Work to be completed ->
Using the records that follow, copy every line containing the word "Treated".

Data entries ->
- - - -

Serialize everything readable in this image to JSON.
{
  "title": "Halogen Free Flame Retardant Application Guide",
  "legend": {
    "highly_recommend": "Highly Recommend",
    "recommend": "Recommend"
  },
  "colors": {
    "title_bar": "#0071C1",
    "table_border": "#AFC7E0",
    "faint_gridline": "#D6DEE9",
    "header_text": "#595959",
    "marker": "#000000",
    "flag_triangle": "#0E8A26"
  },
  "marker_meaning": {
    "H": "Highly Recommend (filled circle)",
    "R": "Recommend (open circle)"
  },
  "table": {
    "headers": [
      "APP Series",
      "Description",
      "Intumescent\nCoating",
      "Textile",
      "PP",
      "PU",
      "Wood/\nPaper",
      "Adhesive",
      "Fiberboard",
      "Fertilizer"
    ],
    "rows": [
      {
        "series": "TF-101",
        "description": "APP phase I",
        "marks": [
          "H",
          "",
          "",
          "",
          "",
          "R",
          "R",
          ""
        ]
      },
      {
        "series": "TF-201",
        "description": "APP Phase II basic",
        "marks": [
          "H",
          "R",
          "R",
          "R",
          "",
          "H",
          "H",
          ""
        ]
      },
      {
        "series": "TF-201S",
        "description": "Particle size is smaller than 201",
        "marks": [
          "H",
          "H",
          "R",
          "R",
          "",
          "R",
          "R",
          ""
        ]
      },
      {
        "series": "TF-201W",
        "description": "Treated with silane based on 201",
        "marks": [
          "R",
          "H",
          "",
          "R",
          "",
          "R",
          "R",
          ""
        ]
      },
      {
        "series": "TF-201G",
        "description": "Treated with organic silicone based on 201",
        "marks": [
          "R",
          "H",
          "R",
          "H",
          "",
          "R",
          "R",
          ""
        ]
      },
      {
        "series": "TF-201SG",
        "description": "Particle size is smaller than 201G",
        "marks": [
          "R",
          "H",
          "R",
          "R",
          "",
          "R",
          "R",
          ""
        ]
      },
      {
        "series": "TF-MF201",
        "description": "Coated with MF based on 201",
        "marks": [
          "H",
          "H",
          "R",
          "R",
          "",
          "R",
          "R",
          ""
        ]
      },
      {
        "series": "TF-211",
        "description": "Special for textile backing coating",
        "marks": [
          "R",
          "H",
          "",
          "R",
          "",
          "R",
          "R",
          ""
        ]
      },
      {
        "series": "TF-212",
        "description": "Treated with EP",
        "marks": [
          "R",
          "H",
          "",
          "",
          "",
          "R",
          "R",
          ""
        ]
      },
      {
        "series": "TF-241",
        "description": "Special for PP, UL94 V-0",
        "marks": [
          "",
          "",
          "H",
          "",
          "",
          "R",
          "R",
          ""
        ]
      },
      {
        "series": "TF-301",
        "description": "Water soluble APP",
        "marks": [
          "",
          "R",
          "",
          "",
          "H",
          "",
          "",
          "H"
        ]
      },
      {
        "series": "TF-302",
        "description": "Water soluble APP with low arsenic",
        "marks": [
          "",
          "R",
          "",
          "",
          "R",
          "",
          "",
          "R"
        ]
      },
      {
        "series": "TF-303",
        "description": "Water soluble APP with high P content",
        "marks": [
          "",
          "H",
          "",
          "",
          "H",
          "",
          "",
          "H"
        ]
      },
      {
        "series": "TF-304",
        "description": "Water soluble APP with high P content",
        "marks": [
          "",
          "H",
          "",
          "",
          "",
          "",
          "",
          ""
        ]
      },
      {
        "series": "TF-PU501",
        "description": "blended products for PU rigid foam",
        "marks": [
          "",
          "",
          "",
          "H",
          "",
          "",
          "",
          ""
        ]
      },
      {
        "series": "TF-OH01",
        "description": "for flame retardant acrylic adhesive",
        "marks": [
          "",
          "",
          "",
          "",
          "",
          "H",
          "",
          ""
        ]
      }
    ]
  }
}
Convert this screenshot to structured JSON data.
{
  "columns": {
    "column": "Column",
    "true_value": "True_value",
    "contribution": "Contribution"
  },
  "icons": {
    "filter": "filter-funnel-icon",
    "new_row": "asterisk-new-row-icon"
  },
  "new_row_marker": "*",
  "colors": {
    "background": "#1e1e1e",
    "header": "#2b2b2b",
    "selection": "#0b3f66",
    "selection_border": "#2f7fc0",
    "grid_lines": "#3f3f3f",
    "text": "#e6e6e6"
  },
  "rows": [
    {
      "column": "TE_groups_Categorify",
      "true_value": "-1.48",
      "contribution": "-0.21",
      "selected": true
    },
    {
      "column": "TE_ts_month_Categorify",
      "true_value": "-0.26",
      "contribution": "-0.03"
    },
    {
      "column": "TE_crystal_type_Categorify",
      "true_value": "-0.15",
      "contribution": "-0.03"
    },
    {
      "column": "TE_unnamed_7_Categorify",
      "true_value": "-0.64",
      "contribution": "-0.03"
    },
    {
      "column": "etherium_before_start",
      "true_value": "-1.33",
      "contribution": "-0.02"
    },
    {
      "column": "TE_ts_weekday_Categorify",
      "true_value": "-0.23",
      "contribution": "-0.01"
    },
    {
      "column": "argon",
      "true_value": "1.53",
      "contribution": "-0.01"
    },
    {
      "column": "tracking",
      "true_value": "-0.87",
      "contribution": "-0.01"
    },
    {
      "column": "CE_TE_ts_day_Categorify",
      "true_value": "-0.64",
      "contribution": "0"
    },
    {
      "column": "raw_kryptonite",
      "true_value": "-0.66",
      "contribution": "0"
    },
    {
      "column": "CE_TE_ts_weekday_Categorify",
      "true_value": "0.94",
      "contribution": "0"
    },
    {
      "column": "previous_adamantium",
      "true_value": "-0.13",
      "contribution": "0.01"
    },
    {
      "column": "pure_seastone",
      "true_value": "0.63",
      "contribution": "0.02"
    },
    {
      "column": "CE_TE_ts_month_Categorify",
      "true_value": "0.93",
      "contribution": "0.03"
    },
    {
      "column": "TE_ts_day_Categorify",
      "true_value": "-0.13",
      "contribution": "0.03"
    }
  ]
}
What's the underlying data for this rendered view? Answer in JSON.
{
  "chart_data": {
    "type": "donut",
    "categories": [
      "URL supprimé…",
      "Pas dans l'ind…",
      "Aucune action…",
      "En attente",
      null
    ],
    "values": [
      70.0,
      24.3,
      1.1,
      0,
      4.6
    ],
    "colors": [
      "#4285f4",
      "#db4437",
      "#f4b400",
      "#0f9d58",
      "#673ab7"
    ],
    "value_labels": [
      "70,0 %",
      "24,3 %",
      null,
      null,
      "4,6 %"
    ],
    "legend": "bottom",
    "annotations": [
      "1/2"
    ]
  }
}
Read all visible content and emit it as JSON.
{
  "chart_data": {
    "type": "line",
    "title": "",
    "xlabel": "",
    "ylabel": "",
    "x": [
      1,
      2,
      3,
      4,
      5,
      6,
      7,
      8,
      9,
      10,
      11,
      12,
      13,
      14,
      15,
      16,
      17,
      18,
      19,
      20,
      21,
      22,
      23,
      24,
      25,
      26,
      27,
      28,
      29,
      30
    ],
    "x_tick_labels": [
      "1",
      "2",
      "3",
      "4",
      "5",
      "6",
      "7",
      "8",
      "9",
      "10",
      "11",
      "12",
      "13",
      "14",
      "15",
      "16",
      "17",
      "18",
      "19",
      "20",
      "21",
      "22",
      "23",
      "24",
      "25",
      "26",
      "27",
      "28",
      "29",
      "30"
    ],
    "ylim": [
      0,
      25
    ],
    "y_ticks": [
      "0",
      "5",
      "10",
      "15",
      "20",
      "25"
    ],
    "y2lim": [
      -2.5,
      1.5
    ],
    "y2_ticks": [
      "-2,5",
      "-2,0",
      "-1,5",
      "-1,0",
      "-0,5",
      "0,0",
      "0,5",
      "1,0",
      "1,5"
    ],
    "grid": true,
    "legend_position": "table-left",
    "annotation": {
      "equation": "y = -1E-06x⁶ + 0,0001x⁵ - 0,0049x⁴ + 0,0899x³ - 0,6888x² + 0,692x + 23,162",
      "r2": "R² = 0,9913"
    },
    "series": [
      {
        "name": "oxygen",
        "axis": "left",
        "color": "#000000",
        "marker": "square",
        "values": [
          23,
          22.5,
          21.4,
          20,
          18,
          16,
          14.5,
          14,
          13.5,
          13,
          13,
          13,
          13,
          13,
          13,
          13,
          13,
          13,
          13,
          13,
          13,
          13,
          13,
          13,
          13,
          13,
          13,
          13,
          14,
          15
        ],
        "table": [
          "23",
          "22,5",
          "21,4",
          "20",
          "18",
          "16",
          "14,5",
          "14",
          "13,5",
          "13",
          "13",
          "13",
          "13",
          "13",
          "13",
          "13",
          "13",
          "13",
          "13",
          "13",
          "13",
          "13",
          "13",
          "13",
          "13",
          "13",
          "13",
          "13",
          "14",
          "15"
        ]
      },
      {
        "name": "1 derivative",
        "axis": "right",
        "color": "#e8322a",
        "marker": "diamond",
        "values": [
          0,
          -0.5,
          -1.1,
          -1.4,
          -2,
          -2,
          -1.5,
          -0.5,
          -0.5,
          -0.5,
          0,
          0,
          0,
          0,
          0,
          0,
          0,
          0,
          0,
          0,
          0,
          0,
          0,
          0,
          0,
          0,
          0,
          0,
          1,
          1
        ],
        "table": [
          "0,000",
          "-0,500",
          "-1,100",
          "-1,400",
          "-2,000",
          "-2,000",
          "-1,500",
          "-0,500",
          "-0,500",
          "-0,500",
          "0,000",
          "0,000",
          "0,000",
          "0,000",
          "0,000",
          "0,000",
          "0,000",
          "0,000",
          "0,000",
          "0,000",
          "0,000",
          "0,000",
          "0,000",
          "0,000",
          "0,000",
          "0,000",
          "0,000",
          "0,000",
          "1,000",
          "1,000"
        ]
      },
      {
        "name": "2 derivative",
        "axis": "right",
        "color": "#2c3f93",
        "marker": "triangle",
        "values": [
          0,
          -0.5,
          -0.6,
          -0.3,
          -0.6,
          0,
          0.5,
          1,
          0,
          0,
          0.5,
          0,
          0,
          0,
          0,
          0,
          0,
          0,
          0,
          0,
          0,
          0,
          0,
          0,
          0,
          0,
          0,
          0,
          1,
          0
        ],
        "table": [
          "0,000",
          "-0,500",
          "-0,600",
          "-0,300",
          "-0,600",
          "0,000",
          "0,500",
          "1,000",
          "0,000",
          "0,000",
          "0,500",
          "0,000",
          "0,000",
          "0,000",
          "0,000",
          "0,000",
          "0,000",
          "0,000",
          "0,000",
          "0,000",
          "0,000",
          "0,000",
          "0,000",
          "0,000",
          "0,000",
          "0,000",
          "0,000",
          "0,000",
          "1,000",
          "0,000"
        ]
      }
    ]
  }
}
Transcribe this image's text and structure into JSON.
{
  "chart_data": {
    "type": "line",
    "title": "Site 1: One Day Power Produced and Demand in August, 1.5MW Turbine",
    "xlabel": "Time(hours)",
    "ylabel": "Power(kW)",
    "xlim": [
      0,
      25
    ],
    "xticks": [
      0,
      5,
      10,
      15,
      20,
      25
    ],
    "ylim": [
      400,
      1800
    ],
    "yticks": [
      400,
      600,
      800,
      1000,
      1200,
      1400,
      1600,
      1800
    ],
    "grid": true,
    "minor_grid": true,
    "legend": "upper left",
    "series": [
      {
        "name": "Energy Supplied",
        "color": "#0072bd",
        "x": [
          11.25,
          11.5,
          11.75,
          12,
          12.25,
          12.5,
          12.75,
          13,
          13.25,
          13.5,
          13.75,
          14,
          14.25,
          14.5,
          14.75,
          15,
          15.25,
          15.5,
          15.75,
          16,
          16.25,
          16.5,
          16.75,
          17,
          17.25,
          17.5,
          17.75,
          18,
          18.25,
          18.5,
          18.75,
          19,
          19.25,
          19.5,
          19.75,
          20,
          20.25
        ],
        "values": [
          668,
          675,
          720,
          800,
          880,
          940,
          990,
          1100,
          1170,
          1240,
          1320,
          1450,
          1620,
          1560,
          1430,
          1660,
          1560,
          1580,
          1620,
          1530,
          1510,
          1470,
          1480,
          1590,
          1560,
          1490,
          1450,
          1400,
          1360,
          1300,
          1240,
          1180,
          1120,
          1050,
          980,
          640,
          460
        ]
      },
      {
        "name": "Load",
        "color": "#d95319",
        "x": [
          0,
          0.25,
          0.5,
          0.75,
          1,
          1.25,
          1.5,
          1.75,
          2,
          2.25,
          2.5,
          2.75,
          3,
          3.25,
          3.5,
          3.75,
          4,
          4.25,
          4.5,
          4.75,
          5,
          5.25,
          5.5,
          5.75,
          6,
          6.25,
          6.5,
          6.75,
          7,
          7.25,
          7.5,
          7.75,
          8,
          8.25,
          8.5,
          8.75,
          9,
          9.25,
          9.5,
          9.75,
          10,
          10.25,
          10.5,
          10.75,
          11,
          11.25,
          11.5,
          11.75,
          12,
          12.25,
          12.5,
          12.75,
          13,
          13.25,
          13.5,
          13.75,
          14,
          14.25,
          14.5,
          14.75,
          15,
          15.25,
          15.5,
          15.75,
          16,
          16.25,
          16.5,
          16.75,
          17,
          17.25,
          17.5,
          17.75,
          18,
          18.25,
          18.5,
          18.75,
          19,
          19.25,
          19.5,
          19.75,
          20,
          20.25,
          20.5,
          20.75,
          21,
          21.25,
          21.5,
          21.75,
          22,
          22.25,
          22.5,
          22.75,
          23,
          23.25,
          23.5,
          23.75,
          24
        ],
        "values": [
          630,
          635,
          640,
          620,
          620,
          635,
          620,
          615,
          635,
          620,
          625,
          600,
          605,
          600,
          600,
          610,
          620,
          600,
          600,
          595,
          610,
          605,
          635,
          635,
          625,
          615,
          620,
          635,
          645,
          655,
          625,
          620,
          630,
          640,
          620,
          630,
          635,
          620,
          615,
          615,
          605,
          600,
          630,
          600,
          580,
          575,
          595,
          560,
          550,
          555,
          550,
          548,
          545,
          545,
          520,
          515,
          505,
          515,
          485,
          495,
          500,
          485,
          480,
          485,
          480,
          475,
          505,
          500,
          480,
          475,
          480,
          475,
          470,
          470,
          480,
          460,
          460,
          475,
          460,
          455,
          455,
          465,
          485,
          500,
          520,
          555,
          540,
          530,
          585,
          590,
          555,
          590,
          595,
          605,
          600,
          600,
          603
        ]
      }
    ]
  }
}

- - - -

Task output ->
        "description": "Treated with silane based on 201",
        "description": "Treated with organic silicone based on 201",
        "description": "Treated with EP",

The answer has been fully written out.